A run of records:

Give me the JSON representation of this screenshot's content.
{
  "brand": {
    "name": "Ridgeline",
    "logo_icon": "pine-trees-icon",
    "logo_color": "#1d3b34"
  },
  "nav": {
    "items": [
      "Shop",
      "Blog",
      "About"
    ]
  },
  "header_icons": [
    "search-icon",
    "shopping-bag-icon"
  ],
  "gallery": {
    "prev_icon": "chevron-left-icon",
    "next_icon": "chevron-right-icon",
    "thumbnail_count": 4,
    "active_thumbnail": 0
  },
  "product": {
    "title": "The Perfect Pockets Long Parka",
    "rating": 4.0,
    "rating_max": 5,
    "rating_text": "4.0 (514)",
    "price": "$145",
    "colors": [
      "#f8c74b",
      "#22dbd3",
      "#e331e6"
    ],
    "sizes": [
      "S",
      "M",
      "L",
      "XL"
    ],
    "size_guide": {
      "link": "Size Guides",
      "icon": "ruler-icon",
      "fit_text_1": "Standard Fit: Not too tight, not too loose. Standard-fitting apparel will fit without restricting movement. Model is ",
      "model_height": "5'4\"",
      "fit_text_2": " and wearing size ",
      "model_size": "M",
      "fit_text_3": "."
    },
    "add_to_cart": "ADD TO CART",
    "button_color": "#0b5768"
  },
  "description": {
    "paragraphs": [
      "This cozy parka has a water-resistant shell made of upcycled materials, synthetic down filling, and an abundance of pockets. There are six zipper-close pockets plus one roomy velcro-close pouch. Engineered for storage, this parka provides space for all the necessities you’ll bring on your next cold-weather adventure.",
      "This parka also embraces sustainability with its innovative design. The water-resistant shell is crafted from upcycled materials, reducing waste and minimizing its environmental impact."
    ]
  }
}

» **Instructions to follow**
Transcribe the material exactly as it reads.

» **Exercise answer**
Give me the JSON representation of this screenshot's content.
{
  "brand": {
    "name": "Ridgeline",
    "logo_icon": "pine-trees-icon",
    "logo_color": "#1d3b34"
  },
  "nav": {
    "items": [
      "Shop",
      "Blog",
      "About"
    ]
  },
  "header_icons": [
    "search-icon",
    "shopping-bag-icon"
  ],
  "gallery": {
    "prev_icon": "chevron-left-icon",
    "next_icon": "chevron-right-icon",
    "thumbnail_count": 4,
    "active_thumbnail": 0
  },
  "product": {
    "title": "The Perfect Pockets Long Parka",
    "rating": 4.0,
    "rating_max": 5,
    "rating_text": "4.0 (514)",
    "price": "$145",
    "colors": [
      "#f8c74b",
      "#22dbd3",
      "#e331e6"
    ],
    "sizes": [
      "S",
      "M",
      "L",
      "XL"
    ],
    "size_guide": {
      "link": "Size Guides",
      "icon": "ruler-icon",
      "fit_text_1": "Standard Fit: Not too tight, not too loose. Standard-fitting apparel will fit without restricting movement. Model is ",
      "model_height": "5'4\"",
      "fit_text_2": " and wearing size ",
      "model_size": "M",
      "fit_text_3": "."
    },
    "add_to_cart": "ADD TO CART",
    "button_color": "#0b5768"
  },
  "description": {
    "paragraphs": [
      "This cozy parka has a water-resistant shell made of upcycled materials, synthetic down filling, and an abundance of pockets. There are six zipper-close pockets plus one roomy velcro-close pouch. Engineered for storage, this parka provides space for all the necessities you’ll bring on your next cold-weather adventure.",
      "This parka also embraces sustainability with its innovative design. The water-resistant shell is crafted from upcycled materials, reducing waste and minimizing its environmental impact."
    ]
  }
}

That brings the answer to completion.